## AIM OF THE EXERCISE
Copy out all the entries word for word.

START LISTED RECORDS

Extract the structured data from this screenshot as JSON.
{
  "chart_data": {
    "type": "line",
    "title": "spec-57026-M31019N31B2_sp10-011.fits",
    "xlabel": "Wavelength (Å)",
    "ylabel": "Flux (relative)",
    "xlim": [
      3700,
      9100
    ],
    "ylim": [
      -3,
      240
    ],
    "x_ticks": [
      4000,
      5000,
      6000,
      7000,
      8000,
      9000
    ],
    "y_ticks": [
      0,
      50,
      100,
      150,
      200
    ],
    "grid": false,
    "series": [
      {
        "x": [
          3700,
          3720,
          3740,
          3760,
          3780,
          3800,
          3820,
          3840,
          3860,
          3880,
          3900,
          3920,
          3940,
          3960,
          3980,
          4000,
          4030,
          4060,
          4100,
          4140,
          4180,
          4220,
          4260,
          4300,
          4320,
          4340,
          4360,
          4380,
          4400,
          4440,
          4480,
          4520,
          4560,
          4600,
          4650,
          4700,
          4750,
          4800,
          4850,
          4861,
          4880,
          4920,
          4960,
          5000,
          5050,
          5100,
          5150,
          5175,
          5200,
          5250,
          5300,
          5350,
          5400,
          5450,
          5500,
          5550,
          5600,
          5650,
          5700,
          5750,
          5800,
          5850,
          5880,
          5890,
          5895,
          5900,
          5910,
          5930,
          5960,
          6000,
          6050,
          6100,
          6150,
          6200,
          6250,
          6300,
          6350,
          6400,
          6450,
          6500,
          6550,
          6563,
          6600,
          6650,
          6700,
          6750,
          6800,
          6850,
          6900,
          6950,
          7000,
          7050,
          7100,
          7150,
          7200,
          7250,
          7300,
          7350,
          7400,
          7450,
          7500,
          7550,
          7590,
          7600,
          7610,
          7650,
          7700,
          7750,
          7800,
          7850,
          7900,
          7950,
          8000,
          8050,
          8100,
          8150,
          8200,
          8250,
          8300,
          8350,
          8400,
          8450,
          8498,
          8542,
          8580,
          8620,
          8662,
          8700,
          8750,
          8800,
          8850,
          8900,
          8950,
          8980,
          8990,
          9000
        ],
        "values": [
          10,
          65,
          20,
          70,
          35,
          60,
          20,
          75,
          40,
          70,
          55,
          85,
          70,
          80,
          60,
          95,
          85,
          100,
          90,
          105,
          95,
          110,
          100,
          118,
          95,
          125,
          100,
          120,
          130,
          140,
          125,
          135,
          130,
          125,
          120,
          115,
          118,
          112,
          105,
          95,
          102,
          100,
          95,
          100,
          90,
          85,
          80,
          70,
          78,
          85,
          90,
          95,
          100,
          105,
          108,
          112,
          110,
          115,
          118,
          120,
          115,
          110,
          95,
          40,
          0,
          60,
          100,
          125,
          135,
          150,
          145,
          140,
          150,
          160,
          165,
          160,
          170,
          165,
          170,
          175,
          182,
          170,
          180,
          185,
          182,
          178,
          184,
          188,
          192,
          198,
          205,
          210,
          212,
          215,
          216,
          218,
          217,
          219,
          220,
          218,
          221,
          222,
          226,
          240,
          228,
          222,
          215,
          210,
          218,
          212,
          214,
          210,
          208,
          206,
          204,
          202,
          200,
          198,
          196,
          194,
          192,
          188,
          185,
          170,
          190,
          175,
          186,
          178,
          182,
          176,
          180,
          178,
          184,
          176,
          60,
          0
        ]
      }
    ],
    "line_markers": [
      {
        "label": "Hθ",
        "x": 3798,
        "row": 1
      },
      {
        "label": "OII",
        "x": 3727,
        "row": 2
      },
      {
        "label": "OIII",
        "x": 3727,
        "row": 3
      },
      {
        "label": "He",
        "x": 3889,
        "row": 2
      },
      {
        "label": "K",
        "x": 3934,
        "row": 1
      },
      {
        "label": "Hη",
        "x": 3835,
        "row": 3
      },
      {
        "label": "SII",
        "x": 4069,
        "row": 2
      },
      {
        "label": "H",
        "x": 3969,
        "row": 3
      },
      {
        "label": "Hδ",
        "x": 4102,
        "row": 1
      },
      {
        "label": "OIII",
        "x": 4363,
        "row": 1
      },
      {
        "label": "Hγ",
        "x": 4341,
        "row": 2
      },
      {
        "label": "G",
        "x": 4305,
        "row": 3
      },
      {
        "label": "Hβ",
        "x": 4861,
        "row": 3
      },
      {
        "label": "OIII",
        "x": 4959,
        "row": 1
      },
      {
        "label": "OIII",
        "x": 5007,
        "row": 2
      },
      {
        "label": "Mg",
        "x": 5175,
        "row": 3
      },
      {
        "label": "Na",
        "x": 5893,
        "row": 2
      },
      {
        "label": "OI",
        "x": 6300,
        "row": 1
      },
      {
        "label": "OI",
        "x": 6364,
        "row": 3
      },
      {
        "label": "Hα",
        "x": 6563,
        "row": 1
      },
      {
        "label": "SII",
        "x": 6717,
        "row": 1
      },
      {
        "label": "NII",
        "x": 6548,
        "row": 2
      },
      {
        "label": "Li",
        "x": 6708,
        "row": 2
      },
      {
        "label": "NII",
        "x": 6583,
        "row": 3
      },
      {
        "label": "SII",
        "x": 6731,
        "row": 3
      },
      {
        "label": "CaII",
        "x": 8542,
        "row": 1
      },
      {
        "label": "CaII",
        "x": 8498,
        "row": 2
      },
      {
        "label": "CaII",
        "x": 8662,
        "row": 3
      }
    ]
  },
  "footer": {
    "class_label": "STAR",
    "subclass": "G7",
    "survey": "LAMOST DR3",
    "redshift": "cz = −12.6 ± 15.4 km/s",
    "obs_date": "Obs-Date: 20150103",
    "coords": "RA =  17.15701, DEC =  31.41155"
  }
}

END LISTED RECORDS

## COMPLETED TASK
Extract the structured data from this screenshot as JSON.
{
  "chart_data": {
    "type": "line",
    "title": "spec-57026-M31019N31B2_sp10-011.fits",
    "xlabel": "Wavelength (Å)",
    "ylabel": "Flux (relative)",
    "xlim": [
      3700,
      9100
    ],
    "ylim": [
      -3,
      240
    ],
    "x_ticks": [
      4000,
      5000,
      6000,
      7000,
      8000,
      9000
    ],
    "y_ticks": [
      0,
      50,
      100,
      150,
      200
    ],
    "grid": false,
    "series": [
      {
        "x": [
          3700,
          3720,
          3740,
          3760,
          3780,
          3800,
          3820,
          3840,
          3860,
          3880,
          3900,
          3920,
          3940,
          3960,
          3980,
          4000,
          4030,
          4060,
          4100,
          4140,
          4180,
          4220,
          4260,
          4300,
          4320,
          4340,
          4360,
          4380,
          4400,
          4440,
          4480,
          4520,
          4560,
          4600,
          4650,
          4700,
          4750,
          4800,
          4850,
          4861,
          4880,
          4920,
          4960,
          5000,
          5050,
          5100,
          5150,
          5175,
          5200,
          5250,
          5300,
          5350,
          5400,
          5450,
          5500,
          5550,
          5600,
          5650,
          5700,
          5750,
          5800,
          5850,
          5880,
          5890,
          5895,
          5900,
          5910,
          5930,
          5960,
          6000,
          6050,
          6100,
          6150,
          6200,
          6250,
          6300,
          6350,
          6400,
          6450,
          6500,
          6550,
          6563,
          6600,
          6650,
          6700,
          6750,
          6800,
          6850,
          6900,
          6950,
          7000,
          7050,
          7100,
          7150,
          7200,
          7250,
          7300,
          7350,
          7400,
          7450,
          7500,
          7550,
          7590,
          7600,
          7610,
          7650,
          7700,
          7750,
          7800,
          7850,
          7900,
          7950,
          8000,
          8050,
          8100,
          8150,
          8200,
          8250,
          8300,
          8350,
          8400,
          8450,
          8498,
          8542,
          8580,
          8620,
          8662,
          8700,
          8750,
          8800,
          8850,
          8900,
          8950,
          8980,
          8990,
          9000
        ],
        "values": [
          10,
          65,
          20,
          70,
          35,
          60,
          20,
          75,
          40,
          70,
          55,
          85,
          70,
          80,
          60,
          95,
          85,
          100,
          90,
          105,
          95,
          110,
          100,
          118,
          95,
          125,
          100,
          120,
          130,
          140,
          125,
          135,
          130,
          125,
          120,
          115,
          118,
          112,
          105,
          95,
          102,
          100,
          95,
          100,
          90,
          85,
          80,
          70,
          78,
          85,
          90,
          95,
          100,
          105,
          108,
          112,
          110,
          115,
          118,
          120,
          115,
          110,
          95,
          40,
          0,
          60,
          100,
          125,
          135,
          150,
          145,
          140,
          150,
          160,
          165,
          160,
          170,
          165,
          170,
          175,
          182,
          170,
          180,
          185,
          182,
          178,
          184,
          188,
          192,
          198,
          205,
          210,
          212,
          215,
          216,
          218,
          217,
          219,
          220,
          218,
          221,
          222,
          226,
          240,
          228,
          222,
          215,
          210,
          218,
          212,
          214,
          210,
          208,
          206,
          204,
          202,
          200,
          198,
          196,
          194,
          192,
          188,
          185,
          170,
          190,
          175,
          186,
          178,
          182,
          176,
          180,
          178,
          184,
          176,
          60,
          0
        ]
      }
    ],
    "line_markers": [
      {
        "label": "Hθ",
        "x": 3798,
        "row": 1
      },
      {
        "label": "OII",
        "x": 3727,
        "row": 2
      },
      {
        "label": "OIII",
        "x": 3727,
        "row": 3
      },
      {
        "label": "He",
        "x": 3889,
        "row": 2
      },
      {
        "label": "K",
        "x": 3934,
        "row": 1
      },
      {
        "label": "Hη",
        "x": 3835,
        "row": 3
      },
      {
        "label": "SII",
        "x": 4069,
        "row": 2
      },
      {
        "label": "H",
        "x": 3969,
        "row": 3
      },
      {
        "label": "Hδ",
        "x": 4102,
        "row": 1
      },
      {
        "label": "OIII",
        "x": 4363,
        "row": 1
      },
      {
        "label": "Hγ",
        "x": 4341,
        "row": 2
      },
      {
        "label": "G",
        "x": 4305,
        "row": 3
      },
      {
        "label": "Hβ",
        "x": 4861,
        "row": 3
      },
      {
        "label": "OIII",
        "x": 4959,
        "row": 1
      },
      {
        "label": "OIII",
        "x": 5007,
        "row": 2
      },
      {
        "label": "Mg",
        "x": 5175,
        "row": 3
      },
      {
        "label": "Na",
        "x": 5893,
        "row": 2
      },
      {
        "label": "OI",
        "x": 6300,
        "row": 1
      },
      {
        "label": "OI",
        "x": 6364,
        "row": 3
      },
      {
        "label": "Hα",
        "x": 6563,
        "row": 1
      },
      {
        "label": "SII",
        "x": 6717,
        "row": 1
      },
      {
        "label": "NII",
        "x": 6548,
        "row": 2
      },
      {
        "label": "Li",
        "x": 6708,
        "row": 2
      },
      {
        "label": "NII",
        "x": 6583,
        "row": 3
      },
      {
        "label": "SII",
        "x": 6731,
        "row": 3
      },
      {
        "label": "CaII",
        "x": 8542,
        "row": 1
      },
      {
        "label": "CaII",
        "x": 8498,
        "row": 2
      },
      {
        "label": "CaII",
        "x": 8662,
        "row": 3
      }
    ]
  },
  "footer": {
    "class_label": "STAR",
    "subclass": "G7",
    "survey": "LAMOST DR3",
    "redshift": "cz = −12.6 ± 15.4 km/s",
    "obs_date": "Obs-Date: 20150103",
    "coords": "RA =  17.15701, DEC =  31.41155"
  }
}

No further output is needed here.